+++ Data rows
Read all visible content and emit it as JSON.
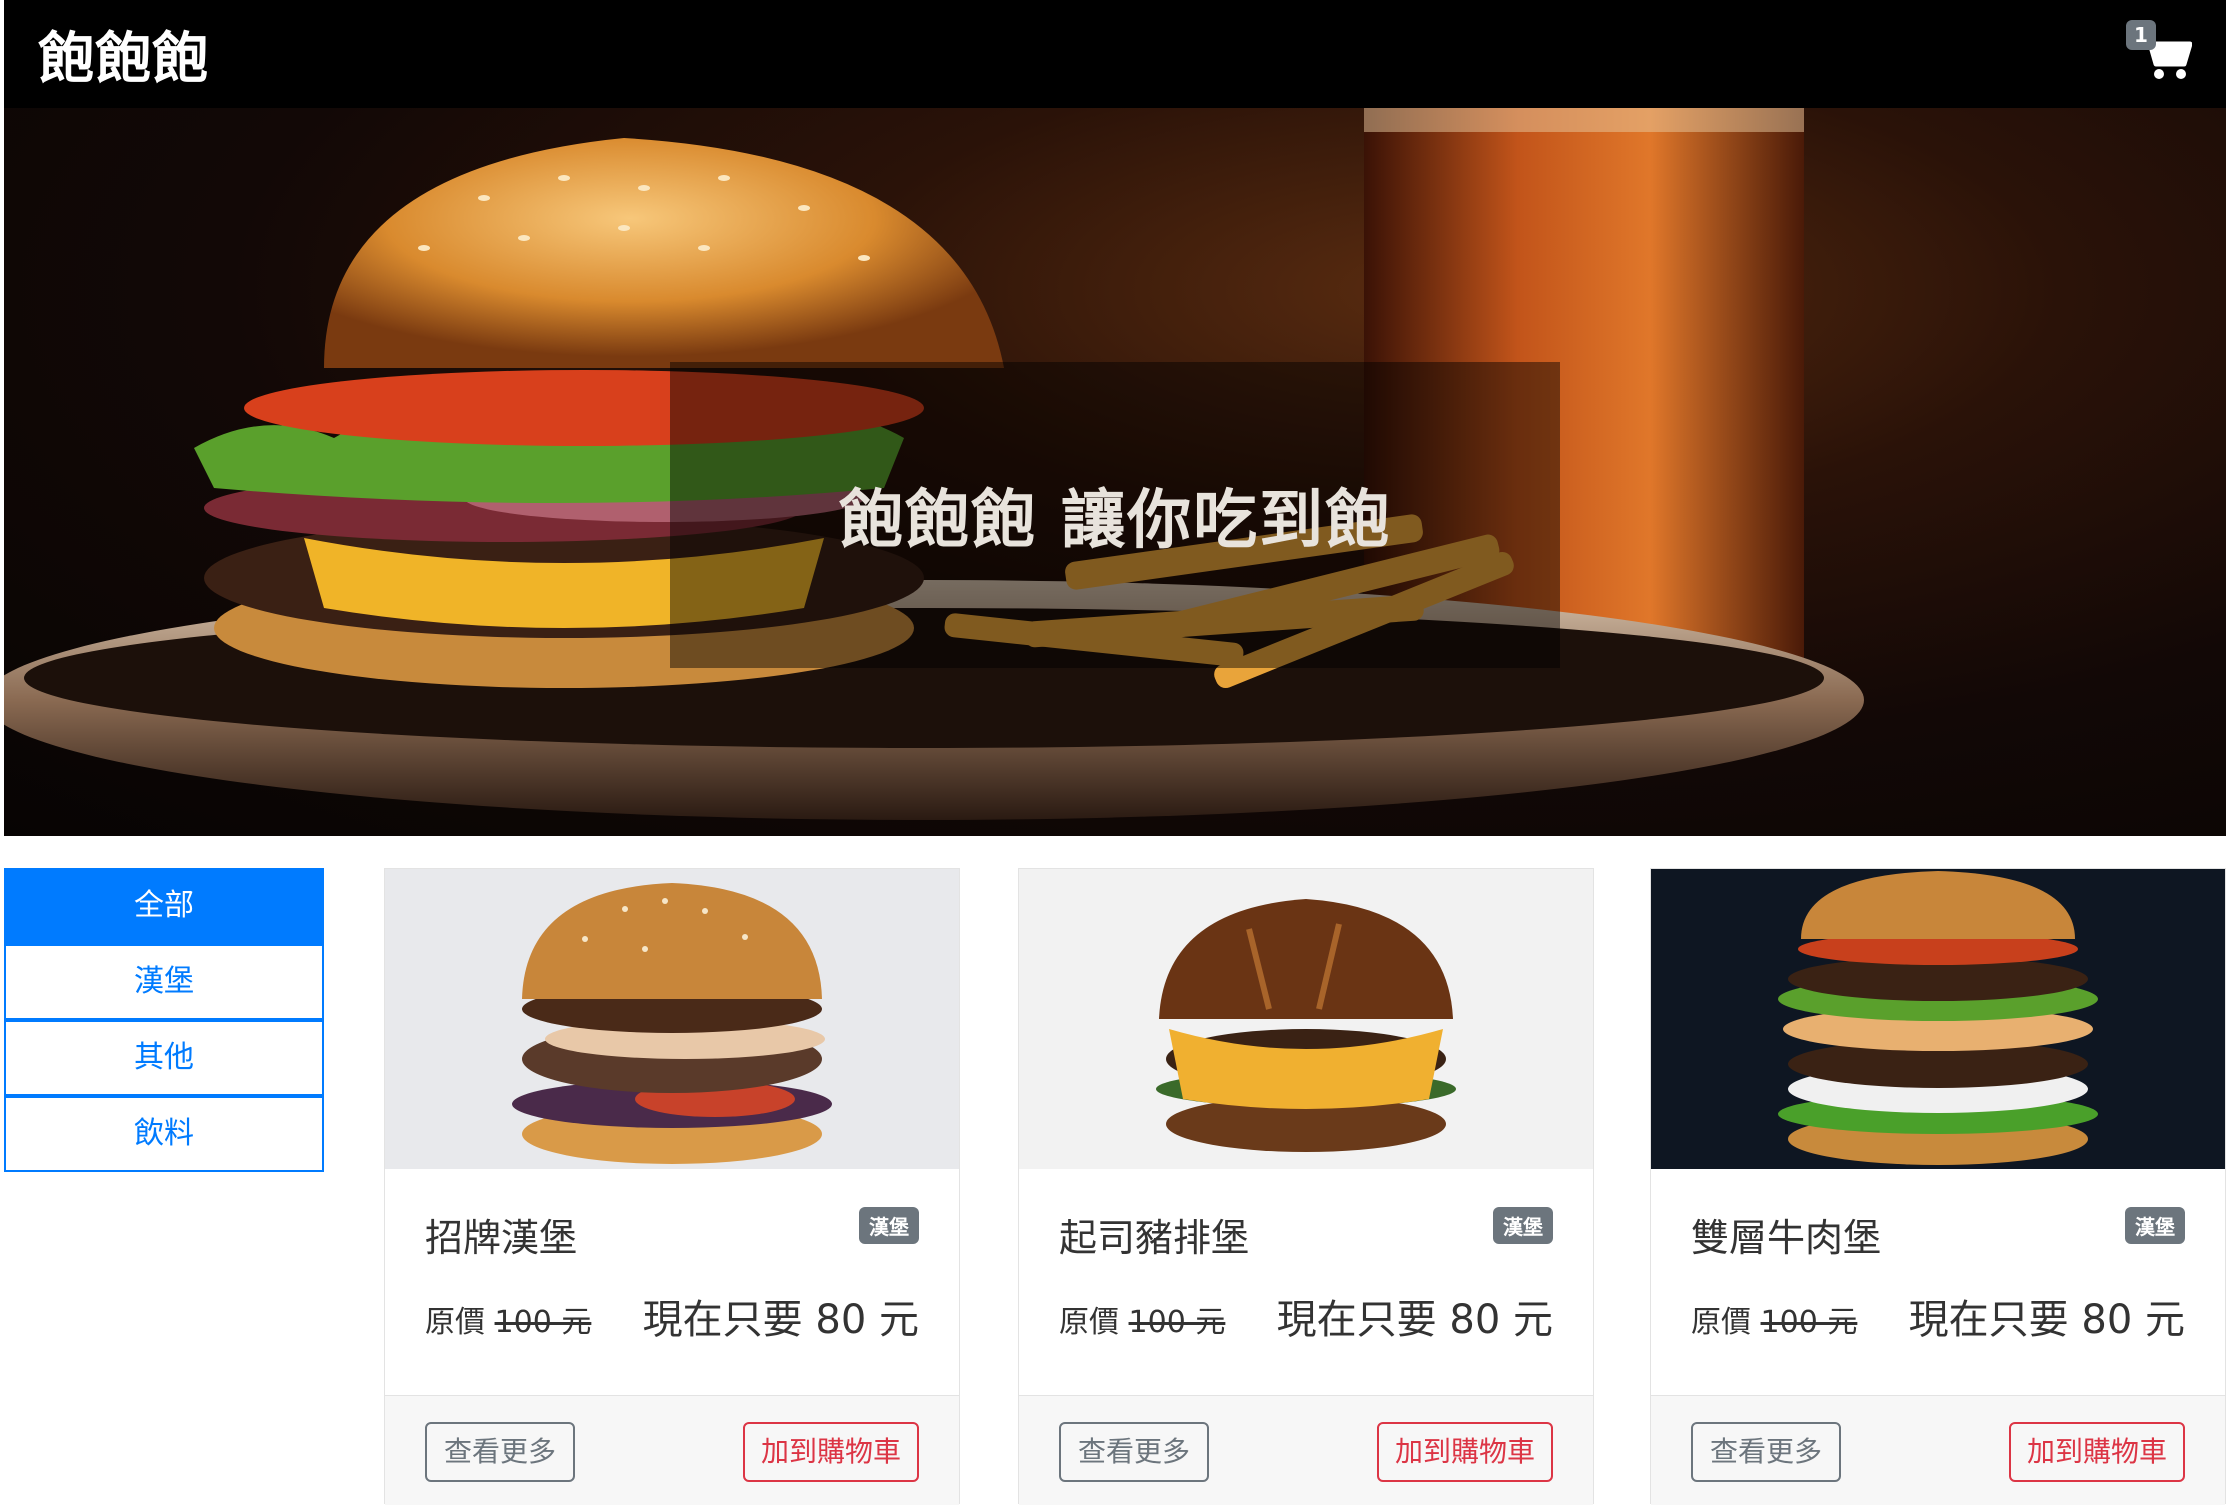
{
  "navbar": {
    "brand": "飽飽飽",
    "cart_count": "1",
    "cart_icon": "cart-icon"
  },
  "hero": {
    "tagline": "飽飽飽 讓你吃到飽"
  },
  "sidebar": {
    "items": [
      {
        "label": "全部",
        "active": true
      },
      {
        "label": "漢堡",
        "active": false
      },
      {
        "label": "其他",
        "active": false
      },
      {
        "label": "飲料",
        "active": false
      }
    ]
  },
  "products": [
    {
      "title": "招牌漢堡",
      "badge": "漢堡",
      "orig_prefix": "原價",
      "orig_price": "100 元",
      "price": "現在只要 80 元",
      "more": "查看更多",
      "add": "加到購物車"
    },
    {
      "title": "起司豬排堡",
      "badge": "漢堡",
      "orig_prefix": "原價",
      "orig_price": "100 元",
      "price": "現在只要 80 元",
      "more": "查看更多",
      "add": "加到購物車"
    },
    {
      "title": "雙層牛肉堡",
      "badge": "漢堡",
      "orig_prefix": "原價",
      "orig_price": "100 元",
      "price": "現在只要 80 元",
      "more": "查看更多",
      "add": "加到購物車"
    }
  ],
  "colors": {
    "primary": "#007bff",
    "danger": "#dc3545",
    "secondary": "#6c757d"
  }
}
++++++
» Goal
Reproduce the data word for word, excluding its pictures.

» The response
Read all visible content and emit it as JSON.
{
  "navbar": {
    "brand": "飽飽飽",
    "cart_count": "1",
    "cart_icon": "cart-icon"
  },
  "hero": {
    "tagline": "飽飽飽 讓你吃到飽"
  },
  "sidebar": {
    "items": [
      {
        "label": "全部",
        "active": true
      },
      {
        "label": "漢堡",
        "active": false
      },
      {
        "label": "其他",
        "active": false
      },
      {
        "label": "飲料",
        "active": false
      }
    ]
  },
  "products": [
    {
      "title": "招牌漢堡",
      "badge": "漢堡",
      "orig_prefix": "原價",
      "orig_price": "100 元",
      "price": "現在只要 80 元",
      "more": "查看更多",
      "add": "加到購物車"
    },
    {
      "title": "起司豬排堡",
      "badge": "漢堡",
      "orig_prefix": "原價",
      "orig_price": "100 元",
      "price": "現在只要 80 元",
      "more": "查看更多",
      "add": "加到購物車"
    },
    {
      "title": "雙層牛肉堡",
      "badge": "漢堡",
      "orig_prefix": "原價",
      "orig_price": "100 元",
      "price": "現在只要 80 元",
      "more": "查看更多",
      "add": "加到購物車"
    }
  ],
  "colors": {
    "primary": "#007bff",
    "danger": "#dc3545",
    "secondary": "#6c757d"
  }
}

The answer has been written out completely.